What to work on ▸ Locate the word "this" in the entries below, then gather every line that holds it.

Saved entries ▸
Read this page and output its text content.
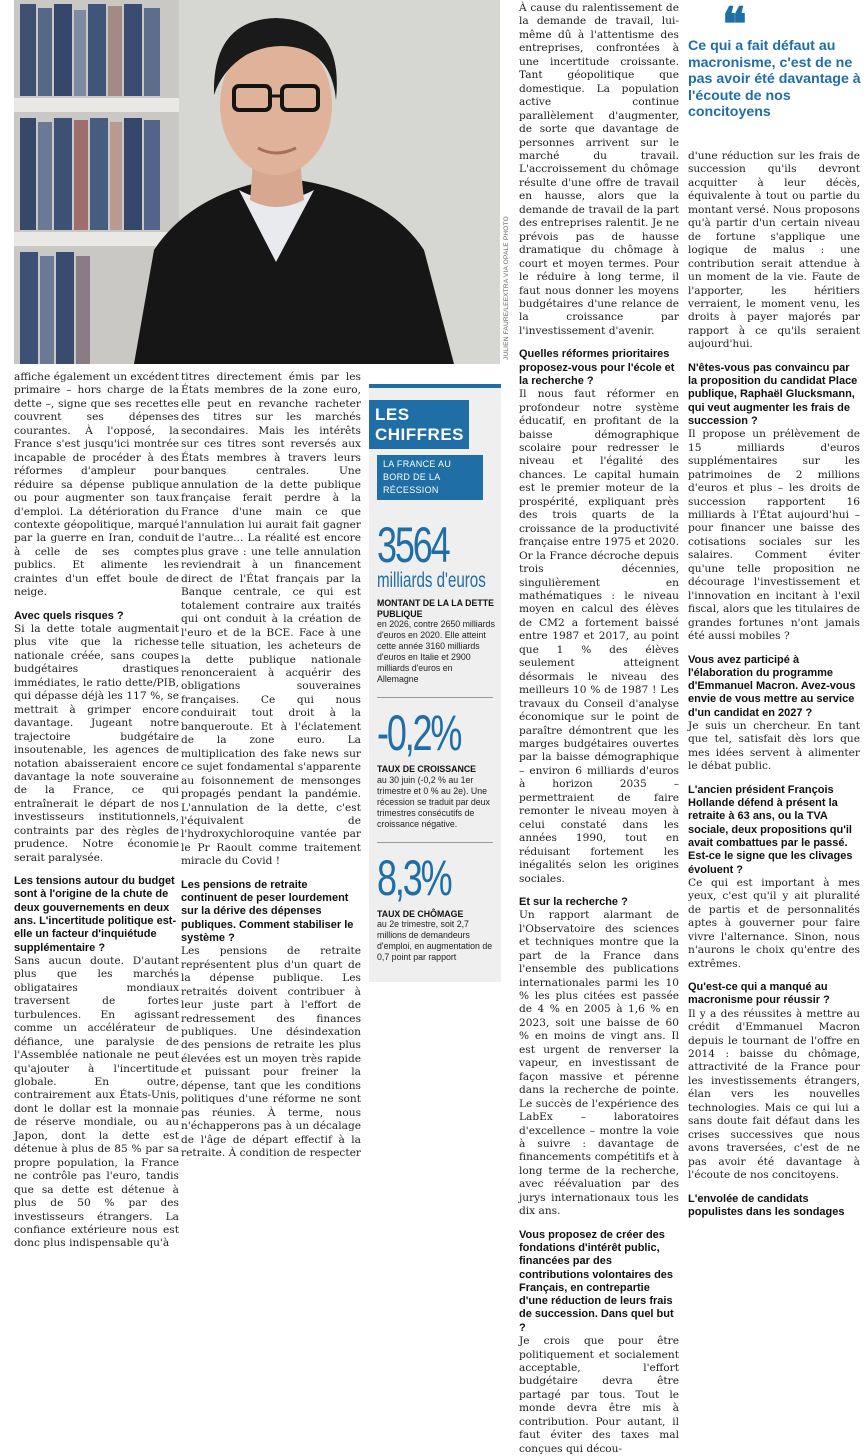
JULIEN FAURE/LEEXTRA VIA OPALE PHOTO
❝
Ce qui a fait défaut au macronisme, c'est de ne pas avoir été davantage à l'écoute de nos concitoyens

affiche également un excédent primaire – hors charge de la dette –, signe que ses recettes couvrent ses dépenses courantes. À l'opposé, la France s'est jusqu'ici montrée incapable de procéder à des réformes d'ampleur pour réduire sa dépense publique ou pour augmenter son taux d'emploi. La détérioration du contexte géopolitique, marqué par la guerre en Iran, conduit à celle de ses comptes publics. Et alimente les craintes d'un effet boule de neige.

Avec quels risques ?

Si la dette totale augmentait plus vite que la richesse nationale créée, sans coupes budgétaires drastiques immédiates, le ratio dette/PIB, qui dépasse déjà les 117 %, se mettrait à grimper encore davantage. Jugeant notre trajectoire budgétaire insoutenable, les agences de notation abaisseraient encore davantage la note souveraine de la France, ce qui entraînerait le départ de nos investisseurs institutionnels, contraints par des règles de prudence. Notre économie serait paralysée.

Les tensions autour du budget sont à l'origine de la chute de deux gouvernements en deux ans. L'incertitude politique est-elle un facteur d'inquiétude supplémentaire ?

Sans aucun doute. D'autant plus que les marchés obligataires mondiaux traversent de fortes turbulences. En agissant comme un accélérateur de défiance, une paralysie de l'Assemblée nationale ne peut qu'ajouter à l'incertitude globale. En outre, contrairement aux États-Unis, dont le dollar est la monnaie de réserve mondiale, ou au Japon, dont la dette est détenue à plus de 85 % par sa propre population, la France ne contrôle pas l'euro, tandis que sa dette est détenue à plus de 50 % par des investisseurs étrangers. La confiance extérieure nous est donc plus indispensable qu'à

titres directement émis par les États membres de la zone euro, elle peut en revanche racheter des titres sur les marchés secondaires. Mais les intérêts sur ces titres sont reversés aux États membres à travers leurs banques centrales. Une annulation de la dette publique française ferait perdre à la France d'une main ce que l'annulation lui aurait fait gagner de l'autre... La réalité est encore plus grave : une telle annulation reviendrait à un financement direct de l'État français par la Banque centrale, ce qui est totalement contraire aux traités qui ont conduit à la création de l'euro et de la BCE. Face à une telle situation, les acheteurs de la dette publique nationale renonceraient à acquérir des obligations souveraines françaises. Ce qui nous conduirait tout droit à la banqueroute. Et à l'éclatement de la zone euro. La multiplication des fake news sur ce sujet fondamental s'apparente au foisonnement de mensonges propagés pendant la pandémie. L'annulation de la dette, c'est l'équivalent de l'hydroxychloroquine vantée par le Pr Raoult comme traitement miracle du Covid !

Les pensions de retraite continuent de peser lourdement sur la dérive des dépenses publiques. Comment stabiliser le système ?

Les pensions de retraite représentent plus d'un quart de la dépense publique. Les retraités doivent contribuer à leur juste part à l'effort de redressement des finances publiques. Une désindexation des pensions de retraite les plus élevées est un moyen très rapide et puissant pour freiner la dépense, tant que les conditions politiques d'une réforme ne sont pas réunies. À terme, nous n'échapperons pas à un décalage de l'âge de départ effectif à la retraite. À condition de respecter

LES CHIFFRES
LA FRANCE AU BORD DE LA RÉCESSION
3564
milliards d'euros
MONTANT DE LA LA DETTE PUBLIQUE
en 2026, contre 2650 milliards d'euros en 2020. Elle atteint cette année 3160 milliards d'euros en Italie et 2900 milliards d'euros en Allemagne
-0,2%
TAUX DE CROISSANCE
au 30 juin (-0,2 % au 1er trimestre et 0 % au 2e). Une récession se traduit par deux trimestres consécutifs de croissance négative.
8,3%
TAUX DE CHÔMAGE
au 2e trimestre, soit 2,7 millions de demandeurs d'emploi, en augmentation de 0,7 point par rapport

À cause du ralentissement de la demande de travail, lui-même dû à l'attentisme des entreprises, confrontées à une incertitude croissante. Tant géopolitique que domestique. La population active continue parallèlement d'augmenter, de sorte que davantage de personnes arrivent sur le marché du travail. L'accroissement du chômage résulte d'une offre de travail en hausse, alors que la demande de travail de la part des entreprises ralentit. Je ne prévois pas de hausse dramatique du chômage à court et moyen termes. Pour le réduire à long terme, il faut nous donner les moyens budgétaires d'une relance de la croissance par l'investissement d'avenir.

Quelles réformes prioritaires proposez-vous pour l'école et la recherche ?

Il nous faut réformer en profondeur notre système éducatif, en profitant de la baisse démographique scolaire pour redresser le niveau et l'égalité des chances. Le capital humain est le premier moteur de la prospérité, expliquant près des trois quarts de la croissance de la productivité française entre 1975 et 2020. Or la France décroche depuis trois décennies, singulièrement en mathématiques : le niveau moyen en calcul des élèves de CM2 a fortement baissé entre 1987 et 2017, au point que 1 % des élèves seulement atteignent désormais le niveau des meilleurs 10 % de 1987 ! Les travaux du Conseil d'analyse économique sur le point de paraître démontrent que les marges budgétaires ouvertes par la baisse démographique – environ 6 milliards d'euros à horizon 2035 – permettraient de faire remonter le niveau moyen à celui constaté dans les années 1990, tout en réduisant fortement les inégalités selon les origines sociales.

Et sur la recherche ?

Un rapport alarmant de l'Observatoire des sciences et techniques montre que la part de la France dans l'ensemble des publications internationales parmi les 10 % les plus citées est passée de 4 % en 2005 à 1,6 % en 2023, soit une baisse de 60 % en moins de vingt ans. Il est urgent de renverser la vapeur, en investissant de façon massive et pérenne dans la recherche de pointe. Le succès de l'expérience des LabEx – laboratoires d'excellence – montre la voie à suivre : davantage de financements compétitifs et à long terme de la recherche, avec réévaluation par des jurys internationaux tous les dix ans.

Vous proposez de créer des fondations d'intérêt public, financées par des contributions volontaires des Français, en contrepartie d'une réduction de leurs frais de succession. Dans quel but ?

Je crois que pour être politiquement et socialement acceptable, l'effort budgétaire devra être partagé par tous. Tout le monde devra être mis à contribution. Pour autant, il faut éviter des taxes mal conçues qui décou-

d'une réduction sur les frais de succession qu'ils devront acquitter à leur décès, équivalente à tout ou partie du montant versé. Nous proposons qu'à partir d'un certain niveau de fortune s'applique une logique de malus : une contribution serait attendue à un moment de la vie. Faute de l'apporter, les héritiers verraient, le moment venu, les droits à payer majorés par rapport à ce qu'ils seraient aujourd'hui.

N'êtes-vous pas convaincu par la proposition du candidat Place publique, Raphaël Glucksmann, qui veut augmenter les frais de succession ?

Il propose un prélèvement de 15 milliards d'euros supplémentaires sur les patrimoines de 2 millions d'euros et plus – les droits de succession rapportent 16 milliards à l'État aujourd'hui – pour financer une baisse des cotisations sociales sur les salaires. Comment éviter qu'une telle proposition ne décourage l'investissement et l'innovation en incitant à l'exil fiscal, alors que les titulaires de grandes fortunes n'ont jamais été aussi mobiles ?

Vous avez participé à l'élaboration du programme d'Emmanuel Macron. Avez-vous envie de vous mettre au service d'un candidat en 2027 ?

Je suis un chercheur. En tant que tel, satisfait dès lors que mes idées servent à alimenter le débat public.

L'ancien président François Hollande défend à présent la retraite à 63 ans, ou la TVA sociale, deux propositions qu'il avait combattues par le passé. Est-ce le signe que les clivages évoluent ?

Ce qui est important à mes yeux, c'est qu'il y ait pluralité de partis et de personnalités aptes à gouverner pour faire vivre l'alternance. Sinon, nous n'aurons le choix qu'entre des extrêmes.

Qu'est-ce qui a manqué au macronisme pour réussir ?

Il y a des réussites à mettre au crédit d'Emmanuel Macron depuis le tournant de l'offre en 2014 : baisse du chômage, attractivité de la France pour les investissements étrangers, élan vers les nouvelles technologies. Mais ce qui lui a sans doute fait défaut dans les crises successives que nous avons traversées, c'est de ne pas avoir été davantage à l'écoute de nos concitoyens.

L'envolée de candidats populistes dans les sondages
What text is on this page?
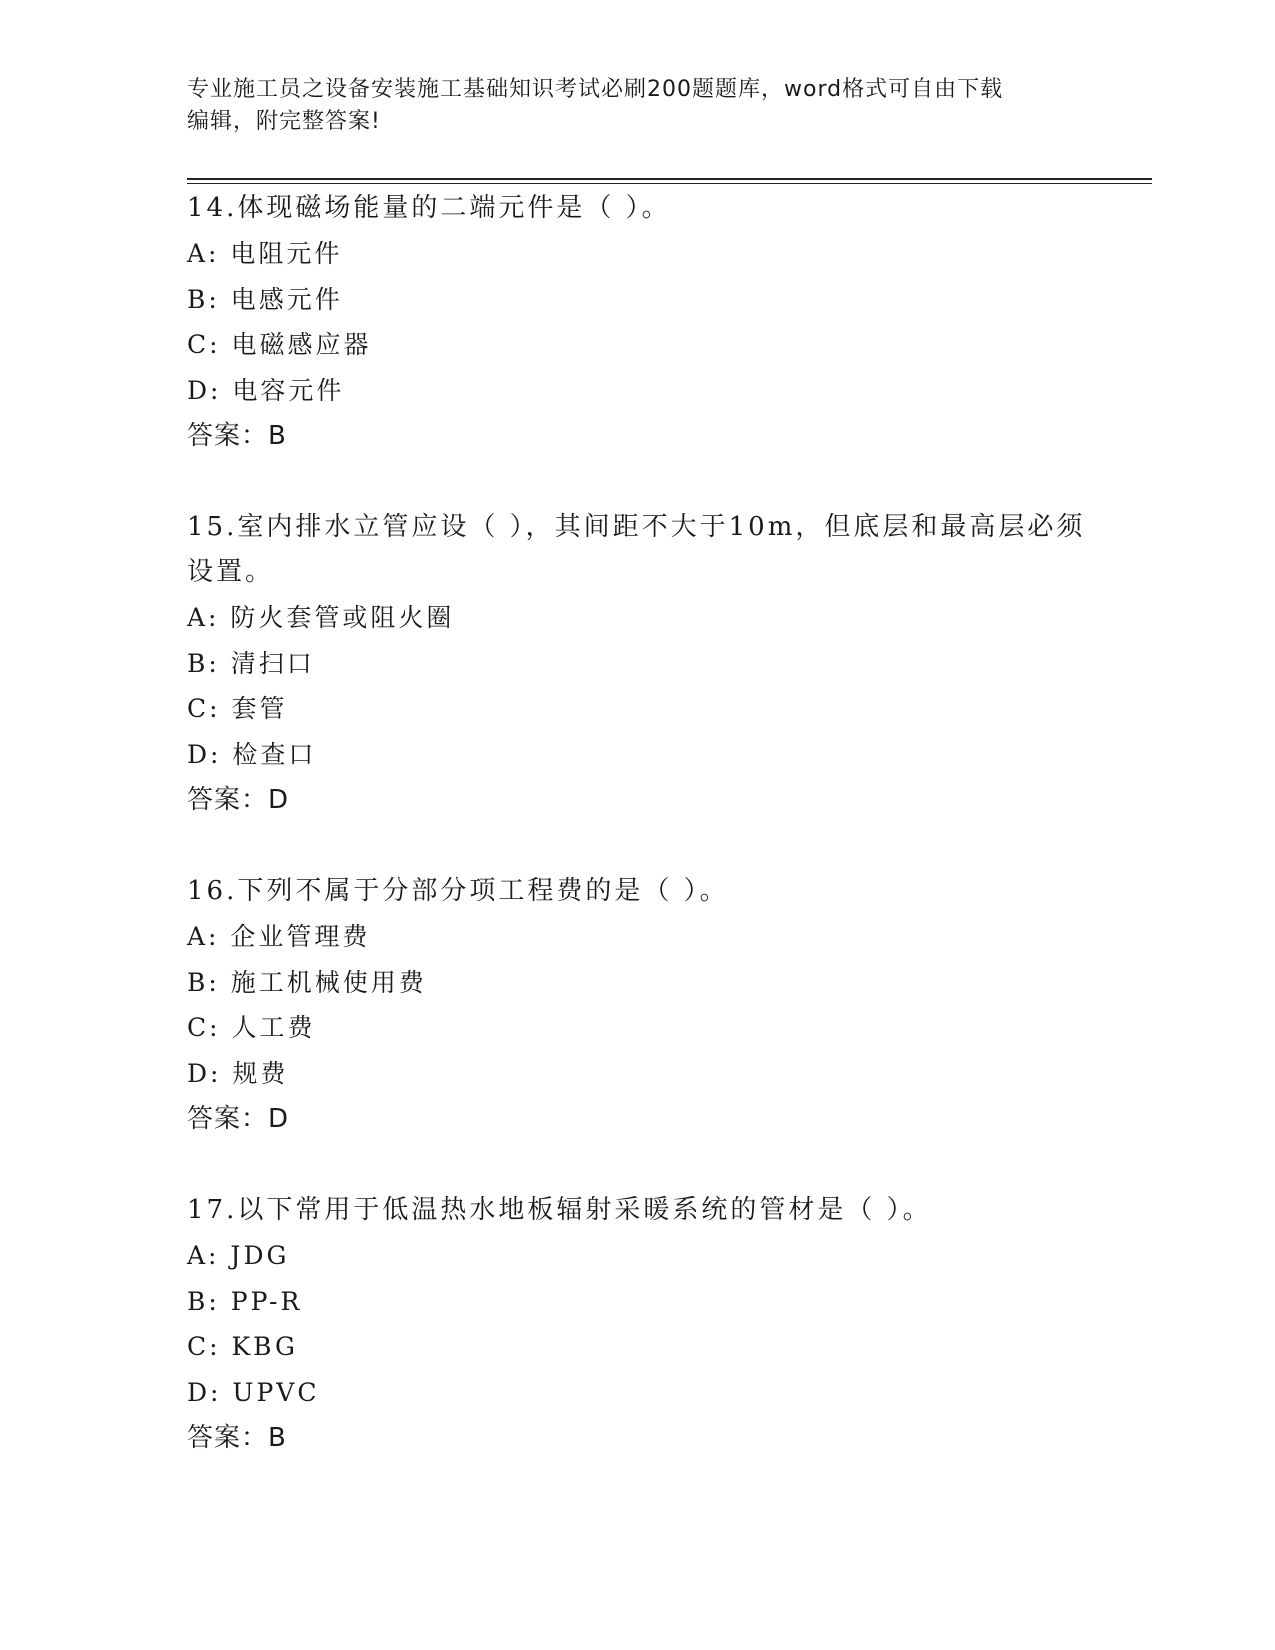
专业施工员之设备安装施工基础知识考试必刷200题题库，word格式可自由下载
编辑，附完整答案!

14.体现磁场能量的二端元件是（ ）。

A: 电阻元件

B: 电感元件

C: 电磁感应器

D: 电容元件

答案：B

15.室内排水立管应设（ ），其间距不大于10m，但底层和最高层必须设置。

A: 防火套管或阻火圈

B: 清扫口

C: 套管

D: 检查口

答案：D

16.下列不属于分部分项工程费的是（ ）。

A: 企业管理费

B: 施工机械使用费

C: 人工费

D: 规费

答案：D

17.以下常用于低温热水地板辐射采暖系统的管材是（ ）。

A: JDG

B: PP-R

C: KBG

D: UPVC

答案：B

The answer ▸
Read this page and output its text content.
What text is on this page?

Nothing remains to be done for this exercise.